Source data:
* BEGIN *

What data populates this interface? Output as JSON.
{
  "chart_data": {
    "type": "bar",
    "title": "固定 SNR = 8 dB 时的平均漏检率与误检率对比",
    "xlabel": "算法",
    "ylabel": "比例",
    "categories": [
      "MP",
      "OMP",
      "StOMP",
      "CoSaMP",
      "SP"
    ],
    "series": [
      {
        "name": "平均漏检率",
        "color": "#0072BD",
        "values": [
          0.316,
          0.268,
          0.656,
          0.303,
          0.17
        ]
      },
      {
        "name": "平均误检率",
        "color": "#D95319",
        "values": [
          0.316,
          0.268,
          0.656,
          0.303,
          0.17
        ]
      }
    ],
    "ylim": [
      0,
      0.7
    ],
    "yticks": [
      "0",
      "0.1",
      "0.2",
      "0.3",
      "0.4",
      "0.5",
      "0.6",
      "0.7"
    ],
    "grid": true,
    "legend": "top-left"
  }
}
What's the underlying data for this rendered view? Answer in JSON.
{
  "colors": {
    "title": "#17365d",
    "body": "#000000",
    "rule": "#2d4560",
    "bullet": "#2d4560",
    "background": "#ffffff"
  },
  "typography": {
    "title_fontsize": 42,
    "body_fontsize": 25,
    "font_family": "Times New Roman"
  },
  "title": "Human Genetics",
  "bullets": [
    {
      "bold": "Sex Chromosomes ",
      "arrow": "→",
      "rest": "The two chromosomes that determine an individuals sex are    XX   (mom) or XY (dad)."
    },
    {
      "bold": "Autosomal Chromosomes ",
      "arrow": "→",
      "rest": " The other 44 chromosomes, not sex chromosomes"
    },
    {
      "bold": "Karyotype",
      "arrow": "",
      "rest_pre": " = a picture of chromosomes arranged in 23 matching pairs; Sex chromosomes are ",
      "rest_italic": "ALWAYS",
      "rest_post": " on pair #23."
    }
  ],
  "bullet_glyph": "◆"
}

* END *

▶ **Task description**: Write out the records shown above, exactly as they appear.

▶ **Full answer**:
What data populates this interface? Output as JSON.
{
  "chart_data": {
    "type": "bar",
    "title": "固定 SNR = 8 dB 时的平均漏检率与误检率对比",
    "xlabel": "算法",
    "ylabel": "比例",
    "categories": [
      "MP",
      "OMP",
      "StOMP",
      "CoSaMP",
      "SP"
    ],
    "series": [
      {
        "name": "平均漏检率",
        "color": "#0072BD",
        "values": [
          0.316,
          0.268,
          0.656,
          0.303,
          0.17
        ]
      },
      {
        "name": "平均误检率",
        "color": "#D95319",
        "values": [
          0.316,
          0.268,
          0.656,
          0.303,
          0.17
        ]
      }
    ],
    "ylim": [
      0,
      0.7
    ],
    "yticks": [
      "0",
      "0.1",
      "0.2",
      "0.3",
      "0.4",
      "0.5",
      "0.6",
      "0.7"
    ],
    "grid": true,
    "legend": "top-left"
  }
}
What's the underlying data for this rendered view? Answer in JSON.
{
  "colors": {
    "title": "#17365d",
    "body": "#000000",
    "rule": "#2d4560",
    "bullet": "#2d4560",
    "background": "#ffffff"
  },
  "typography": {
    "title_fontsize": 42,
    "body_fontsize": 25,
    "font_family": "Times New Roman"
  },
  "title": "Human Genetics",
  "bullets": [
    {
      "bold": "Sex Chromosomes ",
      "arrow": "→",
      "rest": "The two chromosomes that determine an individuals sex are    XX   (mom) or XY (dad)."
    },
    {
      "bold": "Autosomal Chromosomes ",
      "arrow": "→",
      "rest": " The other 44 chromosomes, not sex chromosomes"
    },
    {
      "bold": "Karyotype",
      "arrow": "",
      "rest_pre": " = a picture of chromosomes arranged in 23 matching pairs; Sex chromosomes are ",
      "rest_italic": "ALWAYS",
      "rest_post": " on pair #23."
    }
  ],
  "bullet_glyph": "◆"
}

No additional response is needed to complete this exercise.